[Auszug zum Lesen]
════════
Die Neue Richtervereinigung erhebt den Vorwurf, ein Abteilungsleiter des Justizministeriums habe dem Direktor eines Amtsgerichts telefonisch mit der Veröffentlichung des Namens einer Richterin gedroht, wenn nicht auf Antrag der Polizei die Observation eines Straftäters angeordnet werde. Daraufhin habe der Direktor (in Vertretung der Richterin) anders entschieden als diese, und zwar so wie von der Politik gewünscht.
Das Ministerium und der Pressesprecher des Gerichts entgegnen, die entscheidenden Richterinnen und Richter hätten “ohne jegliche Einflussnahme der Landesregierung oder der Dienstaufsicht entschieden”. Auf die angebliche Drohung geht die Stellungnahme des Ministeriums nicht konkret ein.
════════
[Erfasste Daten]
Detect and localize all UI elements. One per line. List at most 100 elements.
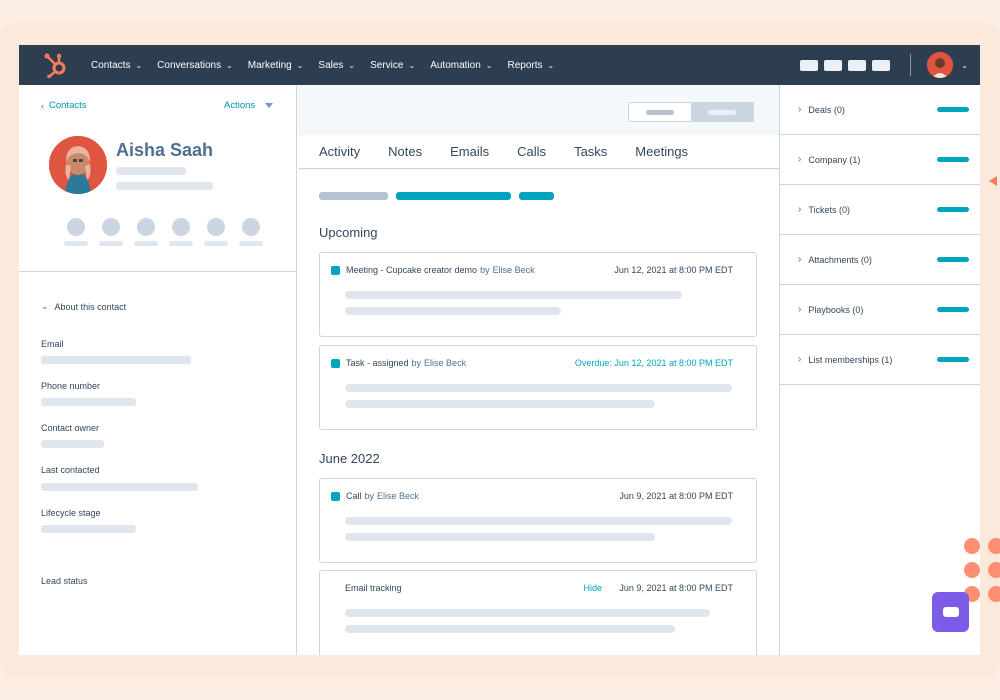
════════
Führen Sie den Text über die mutmaßliche Drohung eines Abteilungsleiters des Justizministeriums gegenüber einem Amtsgerichtsdirektor weiter, beginnend nach seinem letzten Satz.

[Antwort zur Aufgabe]
Ich habe dem Ministerium dazu heute folgende Nachricht übersandt:

Sehr geehrte Damen und Herren,
nächste Woche wird der Innenausschuss die Justizministerin wegen des erhobenen Vorwurfs der Missachtung der richterlichen Unabhängigkeit durch einen Abteilungsleiter im Zusammenhang mit der Observation eines Straftäters in Neumünster anhören.
Mir stellen sich in diesem Zusammenhang folgende Fragen, die ich Ihnen zur Vorbereitung gerne vorab zukommen lassen möchte:

  1. Lag ein schriftlicher und mit einer Begründung versehener Antrag der Polizei auf Erlass einer einstweiligen Anordnung zu dem verfahrensgegenständlichen Aktenzeichen vor und wann ist dieser Antrag eingegangen?
  2. Wann genau (Tag, Uhrzeit) wurde seitens der Polizeidirektion Neumünster der (Haupt-)Antrag auf Verlängerung der Observation ergänzt?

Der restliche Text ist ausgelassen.